— BEGIN —

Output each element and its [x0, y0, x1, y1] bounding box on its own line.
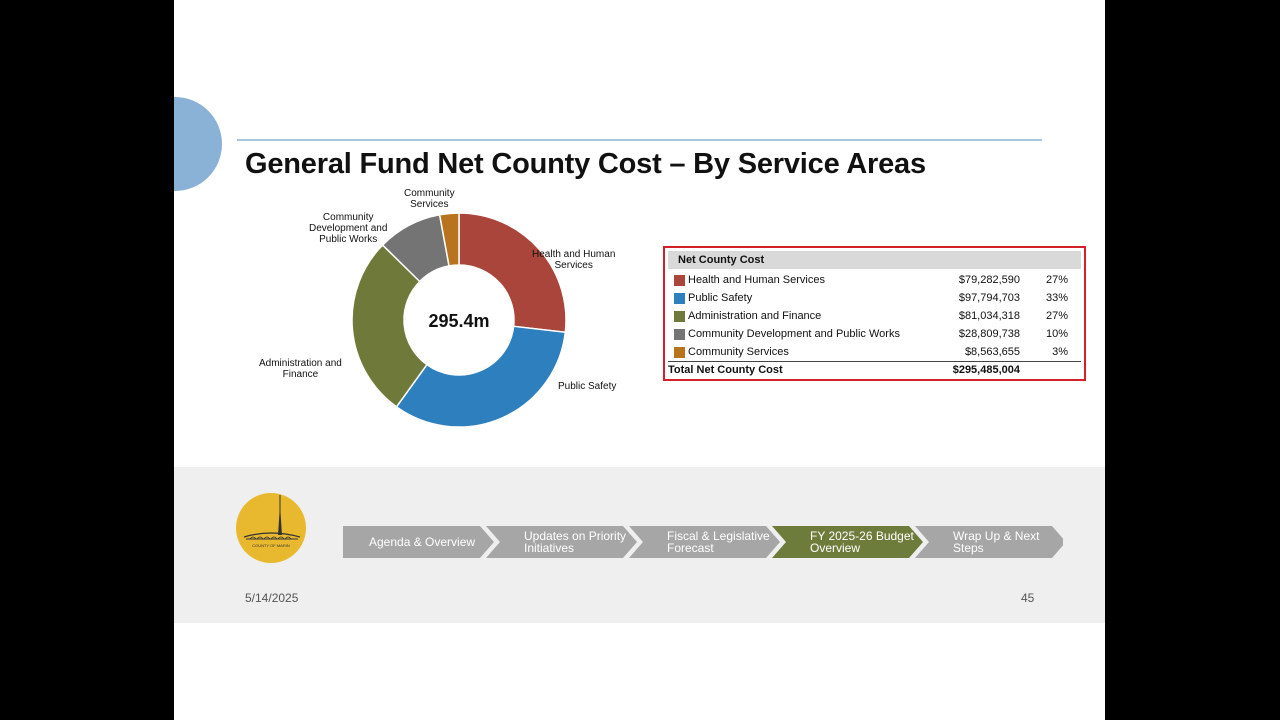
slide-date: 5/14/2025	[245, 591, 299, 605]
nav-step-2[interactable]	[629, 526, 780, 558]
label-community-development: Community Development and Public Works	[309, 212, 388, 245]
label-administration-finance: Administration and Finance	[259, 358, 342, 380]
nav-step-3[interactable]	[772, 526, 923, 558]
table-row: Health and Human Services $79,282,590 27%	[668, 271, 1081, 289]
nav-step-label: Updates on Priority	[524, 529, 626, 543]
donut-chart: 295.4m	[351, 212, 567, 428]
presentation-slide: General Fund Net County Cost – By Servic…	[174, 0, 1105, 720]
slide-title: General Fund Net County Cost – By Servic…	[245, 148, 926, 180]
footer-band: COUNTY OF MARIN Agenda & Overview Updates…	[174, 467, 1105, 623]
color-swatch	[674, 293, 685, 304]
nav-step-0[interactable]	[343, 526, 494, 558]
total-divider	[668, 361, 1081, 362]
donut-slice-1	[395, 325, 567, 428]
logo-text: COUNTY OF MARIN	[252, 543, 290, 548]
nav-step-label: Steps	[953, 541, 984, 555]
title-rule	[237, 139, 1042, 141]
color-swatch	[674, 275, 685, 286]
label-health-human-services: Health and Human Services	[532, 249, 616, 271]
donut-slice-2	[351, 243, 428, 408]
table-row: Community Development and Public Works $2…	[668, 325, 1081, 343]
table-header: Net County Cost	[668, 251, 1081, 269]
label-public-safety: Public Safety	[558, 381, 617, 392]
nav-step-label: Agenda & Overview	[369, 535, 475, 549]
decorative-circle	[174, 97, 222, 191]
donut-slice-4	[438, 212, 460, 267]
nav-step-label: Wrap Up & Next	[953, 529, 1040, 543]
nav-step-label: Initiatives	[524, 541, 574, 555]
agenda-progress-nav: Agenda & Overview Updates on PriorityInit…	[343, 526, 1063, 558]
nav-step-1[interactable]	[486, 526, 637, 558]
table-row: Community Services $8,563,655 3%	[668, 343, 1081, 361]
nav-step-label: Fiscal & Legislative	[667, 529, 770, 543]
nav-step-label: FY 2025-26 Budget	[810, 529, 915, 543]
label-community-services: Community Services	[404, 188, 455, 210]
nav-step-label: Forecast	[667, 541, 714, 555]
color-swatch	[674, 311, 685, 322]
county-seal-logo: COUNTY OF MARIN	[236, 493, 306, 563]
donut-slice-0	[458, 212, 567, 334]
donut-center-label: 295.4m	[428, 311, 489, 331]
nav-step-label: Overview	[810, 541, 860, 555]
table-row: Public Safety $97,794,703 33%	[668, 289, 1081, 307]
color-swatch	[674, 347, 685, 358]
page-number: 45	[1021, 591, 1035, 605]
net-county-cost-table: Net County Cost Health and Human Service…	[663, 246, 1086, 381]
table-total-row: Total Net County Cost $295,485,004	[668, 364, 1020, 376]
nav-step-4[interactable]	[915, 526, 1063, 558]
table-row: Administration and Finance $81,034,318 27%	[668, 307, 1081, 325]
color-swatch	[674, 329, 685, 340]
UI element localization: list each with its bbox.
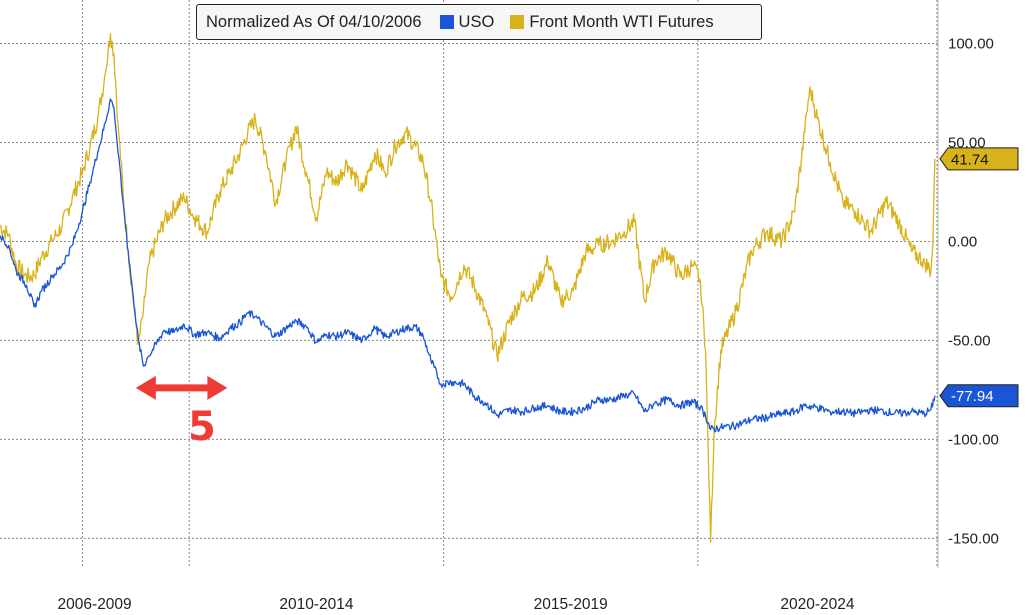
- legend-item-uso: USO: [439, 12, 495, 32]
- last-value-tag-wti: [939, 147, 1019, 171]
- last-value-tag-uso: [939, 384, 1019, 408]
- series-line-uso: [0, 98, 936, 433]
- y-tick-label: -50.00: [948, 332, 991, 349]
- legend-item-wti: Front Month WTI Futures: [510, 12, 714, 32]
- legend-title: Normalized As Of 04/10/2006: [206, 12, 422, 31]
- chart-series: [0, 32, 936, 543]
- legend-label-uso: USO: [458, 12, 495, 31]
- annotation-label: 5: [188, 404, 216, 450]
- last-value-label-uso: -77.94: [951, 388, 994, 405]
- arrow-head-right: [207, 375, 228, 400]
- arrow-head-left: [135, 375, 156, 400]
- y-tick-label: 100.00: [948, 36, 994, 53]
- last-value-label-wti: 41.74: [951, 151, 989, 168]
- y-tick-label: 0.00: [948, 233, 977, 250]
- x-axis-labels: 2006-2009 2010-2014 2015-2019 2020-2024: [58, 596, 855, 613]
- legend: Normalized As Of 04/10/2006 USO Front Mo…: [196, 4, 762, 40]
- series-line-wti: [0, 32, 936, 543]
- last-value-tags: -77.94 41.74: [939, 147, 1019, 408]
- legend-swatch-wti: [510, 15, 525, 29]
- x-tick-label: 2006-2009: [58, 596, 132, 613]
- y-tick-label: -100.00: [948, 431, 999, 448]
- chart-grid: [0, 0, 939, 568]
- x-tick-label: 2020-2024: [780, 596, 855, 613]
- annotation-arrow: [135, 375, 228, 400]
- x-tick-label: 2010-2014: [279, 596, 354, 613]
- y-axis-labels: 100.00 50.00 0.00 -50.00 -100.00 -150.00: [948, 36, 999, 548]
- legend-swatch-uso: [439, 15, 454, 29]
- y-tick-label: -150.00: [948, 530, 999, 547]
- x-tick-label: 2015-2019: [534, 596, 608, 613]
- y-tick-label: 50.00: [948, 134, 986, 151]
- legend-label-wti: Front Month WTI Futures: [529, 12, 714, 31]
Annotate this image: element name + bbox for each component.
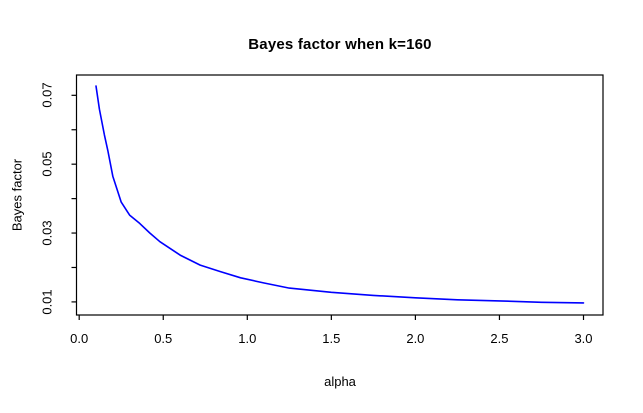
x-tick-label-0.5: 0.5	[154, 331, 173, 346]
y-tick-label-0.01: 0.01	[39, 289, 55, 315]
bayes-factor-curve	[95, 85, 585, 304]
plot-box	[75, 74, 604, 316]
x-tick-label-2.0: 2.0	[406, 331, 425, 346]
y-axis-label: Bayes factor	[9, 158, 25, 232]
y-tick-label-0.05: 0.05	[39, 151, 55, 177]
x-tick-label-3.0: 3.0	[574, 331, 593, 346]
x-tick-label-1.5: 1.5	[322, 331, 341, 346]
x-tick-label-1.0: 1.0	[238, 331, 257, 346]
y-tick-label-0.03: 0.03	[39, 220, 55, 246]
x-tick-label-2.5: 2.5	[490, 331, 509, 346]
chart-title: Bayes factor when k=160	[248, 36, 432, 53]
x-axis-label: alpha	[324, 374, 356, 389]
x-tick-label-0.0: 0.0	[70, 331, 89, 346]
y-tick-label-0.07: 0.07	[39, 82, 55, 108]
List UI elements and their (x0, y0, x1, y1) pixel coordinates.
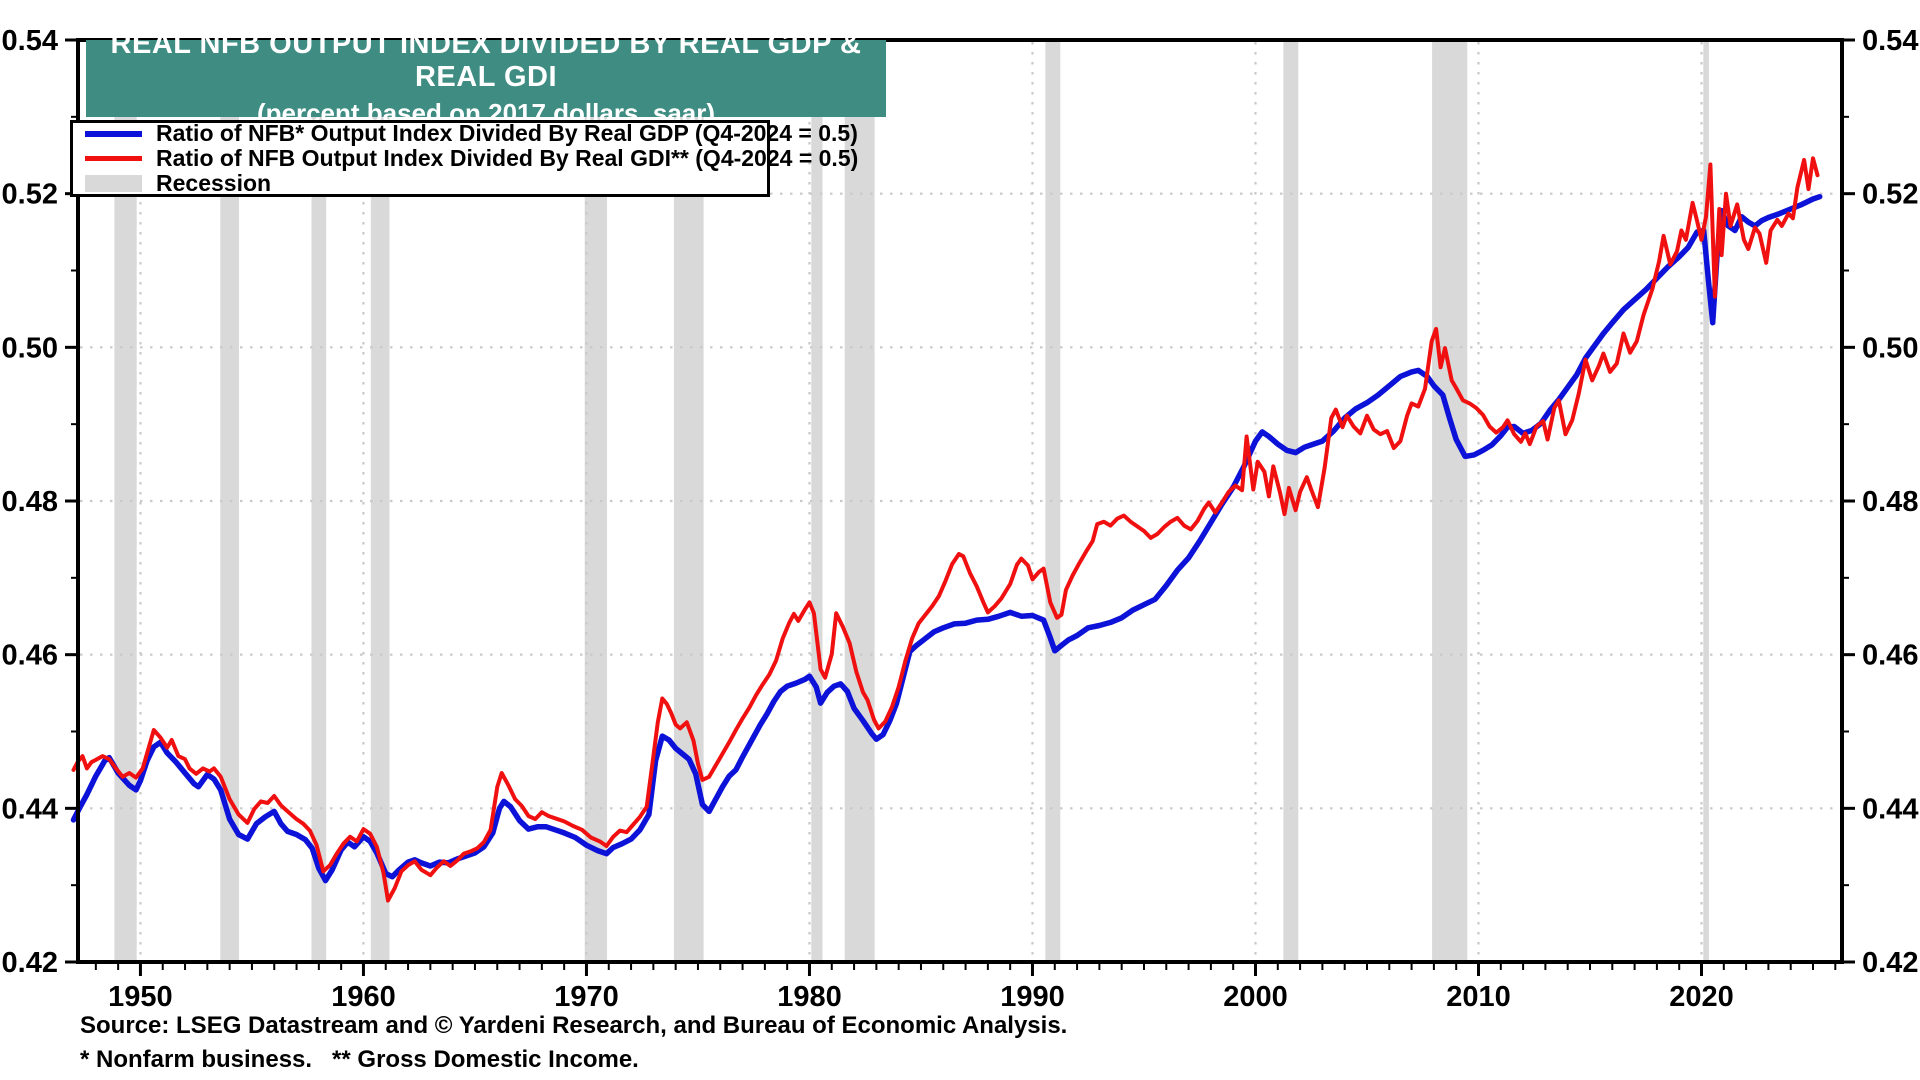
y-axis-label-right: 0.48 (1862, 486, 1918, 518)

— END —

Please repeat all the records above with every "Bayes factor" swapped for "likelihood ratio", keeping everything else unchanged and leaving out the pictures.

Output each element and its [x0, y0, x1, y1] bounding box on its own line.
slide-date: 5/14/2025	[245, 591, 299, 605]
nav-step-2[interactable]	[629, 526, 780, 558]
label-community-development: Community Development and Public Works	[309, 212, 388, 245]
label-administration-finance: Administration and Finance	[259, 358, 342, 380]
nav-step-3[interactable]	[772, 526, 923, 558]
table-row: Health and Human Services $79,282,590 27%	[668, 271, 1081, 289]
nav-step-label: Updates on Priority	[524, 529, 626, 543]
donut-chart: 295.4m	[351, 212, 567, 428]
presentation-slide: General Fund Net County Cost – By Servic…	[174, 0, 1105, 720]
slide-title: General Fund Net County Cost – By Servic…	[245, 148, 926, 180]
footer-band: COUNTY OF MARIN Agenda & Overview Updates…	[174, 467, 1105, 623]
color-swatch	[674, 293, 685, 304]
nav-step-0[interactable]	[343, 526, 494, 558]
total-divider	[668, 361, 1081, 362]
donut-slice-1	[395, 325, 567, 428]
logo-text: COUNTY OF MARIN	[252, 543, 290, 548]
nav-step-label: Steps	[953, 541, 984, 555]
title-rule	[237, 139, 1042, 141]
color-swatch	[674, 275, 685, 286]
label-health-human-services: Health and Human Services	[532, 249, 616, 271]
donut-slice-2	[351, 243, 428, 408]
table-row: Community Development and Public Works $2…	[668, 325, 1081, 343]
table-header: Net County Cost	[668, 251, 1081, 269]
label-public-safety: Public Safety	[558, 381, 617, 392]
nav-step-label: Agenda & Overview	[369, 535, 475, 549]
decorative-circle	[174, 97, 222, 191]
donut-slice-4	[438, 212, 460, 267]
nav-step-label: Wrap Up & Next	[953, 529, 1040, 543]
nav-step-label: Initiatives	[524, 541, 574, 555]
agenda-progress-nav: Agenda & Overview Updates on PriorityInit…	[343, 526, 1063, 558]
nav-step-1[interactable]	[486, 526, 637, 558]
table-row: Community Services $8,563,655 3%	[668, 343, 1081, 361]
nav-step-label: Fiscal & Legislative	[667, 529, 770, 543]
nav-step-label: FY 2025-26 Budget	[810, 529, 915, 543]
label-community-services: Community Services	[404, 188, 455, 210]
nav-step-label: Forecast	[667, 541, 714, 555]
color-swatch	[674, 311, 685, 322]
county-seal-logo: COUNTY OF MARIN	[236, 493, 306, 563]
donut-slice-0	[458, 212, 567, 334]
donut-center-label: 295.4m	[428, 311, 489, 331]
nav-step-label: Overview	[810, 541, 860, 555]
table-row: Public Safety $97,794,703 33%	[668, 289, 1081, 307]
color-swatch	[674, 347, 685, 358]
page-number: 45	[1021, 591, 1035, 605]
net-county-cost-table: Net County Cost Health and Human Service…	[663, 246, 1086, 381]
table-total-row: Total Net County Cost $295,485,004	[668, 364, 1020, 376]
nav-step-4[interactable]	[915, 526, 1063, 558]
table-row: Administration and Finance $81,034,318 27%	[668, 307, 1081, 325]
color-swatch	[674, 329, 685, 340]
UI element localization: list each with its bbox.
- legend-item-uso: USO: [439, 12, 495, 32]
- last-value-tag-wti: [939, 147, 1019, 171]
- last-value-tag-uso: [939, 384, 1019, 408]
- series-line-uso: [0, 98, 936, 433]
- y-tick-label: -50.00: [948, 332, 991, 349]
- legend-item-wti: Front Month WTI Futures: [510, 12, 714, 32]
- legend-title: Normalized As Of 04/10/2006: [206, 12, 422, 31]
- chart-series: [0, 32, 936, 543]
- legend-label-uso: USO: [458, 12, 495, 31]
- annotation-label: 5: [188, 404, 216, 450]
- last-value-label-uso: -77.94: [951, 388, 994, 405]
- arrow-head-right: [207, 375, 228, 400]
- arrow-head-left: [135, 375, 156, 400]
- y-tick-label: 100.00: [948, 36, 994, 53]
- last-value-label-wti: 41.74: [951, 151, 989, 168]
- y-tick-label: 0.00: [948, 233, 977, 250]
- x-axis-labels: 2006-2009 2010-2014 2015-2019 2020-2024: [58, 596, 855, 613]
- legend: Normalized As Of 04/10/2006 USO Front Mo…: [196, 4, 762, 40]
- series-line-wti: [0, 32, 936, 543]
- last-value-tags: -77.94 41.74: [939, 147, 1019, 408]
- legend-swatch-wti: [510, 15, 525, 29]
- x-tick-label: 2006-2009: [58, 596, 132, 613]
- y-tick-label: -100.00: [948, 431, 999, 448]
- chart-grid: [0, 0, 939, 568]
- x-tick-label: 2020-2024: [780, 596, 855, 613]
- annotation-arrow: [135, 375, 228, 400]
- x-tick-label: 2010-2014: [279, 596, 354, 613]
- y-axis-labels: 100.00 50.00 0.00 -50.00 -100.00 -150.00: [948, 36, 999, 548]
- legend-swatch-uso: [439, 15, 454, 29]
- y-tick-label: -150.00: [948, 530, 999, 547]
- x-tick-label: 2015-2019: [534, 596, 608, 613]
- y-tick-label: 50.00: [948, 134, 986, 151]
- legend-label-wti: Front Month WTI Futures: [529, 12, 714, 31]
Annotate this image: element name + bbox for each component.
x-tick-label-0.5: 0.5	[154, 331, 173, 346]
y-tick-label-0.01: 0.01	[39, 289, 55, 315]
bayes-factor-curve	[95, 85, 585, 304]
plot-box	[75, 74, 604, 316]
x-tick-label-2.0: 2.0	[406, 331, 425, 346]
y-axis-label: likelihood ratio	[9, 158, 25, 232]
y-tick-label-0.05: 0.05	[39, 151, 55, 177]
x-tick-label-3.0: 3.0	[574, 331, 593, 346]
x-tick-label-1.5: 1.5	[322, 331, 341, 346]
x-tick-label-1.0: 1.0	[238, 331, 257, 346]
y-tick-label-0.03: 0.03	[39, 220, 55, 246]
x-tick-label-2.5: 2.5	[490, 331, 509, 346]
chart-title: likelihood ratio when k=160	[248, 36, 432, 53]
x-axis-label: alpha	[324, 374, 356, 389]
x-tick-label-0.0: 0.0	[70, 331, 89, 346]
y-tick-label-0.07: 0.07	[39, 82, 55, 108]
List UI elements and their (x0, y0, x1, y1) pixel coordinates.
y-axis-label-right: 0.48 (1862, 486, 1918, 518)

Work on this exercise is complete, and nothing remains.